GOAL » Single out the lines of the material that contain "ylabel" and copy them.

PROVIDED ENTRIES »

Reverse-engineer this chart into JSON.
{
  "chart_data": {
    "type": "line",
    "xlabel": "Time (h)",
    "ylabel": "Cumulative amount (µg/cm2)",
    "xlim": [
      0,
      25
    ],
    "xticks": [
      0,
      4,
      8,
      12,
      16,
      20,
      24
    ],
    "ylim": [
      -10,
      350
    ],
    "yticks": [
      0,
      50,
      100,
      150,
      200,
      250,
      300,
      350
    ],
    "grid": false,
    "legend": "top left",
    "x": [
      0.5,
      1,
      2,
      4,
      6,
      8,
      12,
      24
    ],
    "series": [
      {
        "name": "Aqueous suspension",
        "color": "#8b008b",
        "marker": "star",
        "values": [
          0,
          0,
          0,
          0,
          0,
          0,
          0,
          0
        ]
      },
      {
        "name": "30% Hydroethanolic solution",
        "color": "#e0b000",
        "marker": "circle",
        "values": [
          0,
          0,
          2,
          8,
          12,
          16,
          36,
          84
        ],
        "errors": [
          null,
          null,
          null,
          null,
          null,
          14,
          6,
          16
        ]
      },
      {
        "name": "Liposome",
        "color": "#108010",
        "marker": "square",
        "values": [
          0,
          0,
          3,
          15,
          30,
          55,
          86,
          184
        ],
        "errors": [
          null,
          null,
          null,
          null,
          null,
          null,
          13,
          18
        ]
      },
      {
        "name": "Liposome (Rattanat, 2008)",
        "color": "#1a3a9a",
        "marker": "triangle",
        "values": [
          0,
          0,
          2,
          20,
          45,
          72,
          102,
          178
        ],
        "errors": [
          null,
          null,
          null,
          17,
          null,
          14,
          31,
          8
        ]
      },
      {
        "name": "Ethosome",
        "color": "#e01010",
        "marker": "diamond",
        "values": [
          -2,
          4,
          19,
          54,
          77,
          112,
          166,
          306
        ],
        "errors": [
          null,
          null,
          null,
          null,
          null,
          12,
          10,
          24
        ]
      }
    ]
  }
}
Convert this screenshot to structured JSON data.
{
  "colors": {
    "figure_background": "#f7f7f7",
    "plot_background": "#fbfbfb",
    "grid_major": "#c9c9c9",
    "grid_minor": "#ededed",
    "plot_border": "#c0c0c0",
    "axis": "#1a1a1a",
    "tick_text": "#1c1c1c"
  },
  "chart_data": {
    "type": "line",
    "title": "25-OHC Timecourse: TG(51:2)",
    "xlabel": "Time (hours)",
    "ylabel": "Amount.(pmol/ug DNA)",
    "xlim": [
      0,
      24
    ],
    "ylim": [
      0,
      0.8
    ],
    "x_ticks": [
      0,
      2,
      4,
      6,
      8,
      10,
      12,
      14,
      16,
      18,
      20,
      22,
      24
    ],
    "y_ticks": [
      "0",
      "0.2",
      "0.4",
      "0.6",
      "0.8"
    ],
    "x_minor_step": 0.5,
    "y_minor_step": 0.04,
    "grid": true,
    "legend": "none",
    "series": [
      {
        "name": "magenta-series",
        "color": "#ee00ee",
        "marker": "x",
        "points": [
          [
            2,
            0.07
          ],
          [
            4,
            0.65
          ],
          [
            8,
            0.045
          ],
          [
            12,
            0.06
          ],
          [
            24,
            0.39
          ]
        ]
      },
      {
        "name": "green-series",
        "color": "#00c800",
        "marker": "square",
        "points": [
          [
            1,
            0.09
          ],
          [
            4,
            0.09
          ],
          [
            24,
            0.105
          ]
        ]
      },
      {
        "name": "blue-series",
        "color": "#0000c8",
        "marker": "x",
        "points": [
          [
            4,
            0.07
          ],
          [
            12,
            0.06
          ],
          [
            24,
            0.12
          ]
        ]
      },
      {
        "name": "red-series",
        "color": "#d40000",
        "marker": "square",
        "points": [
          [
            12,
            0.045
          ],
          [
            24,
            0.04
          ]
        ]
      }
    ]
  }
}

FULL ANSWER »
    "ylabel": "Cumulative amount (µg/cm2)",
    "ylabel": "Amount.(pmol/ug DNA)",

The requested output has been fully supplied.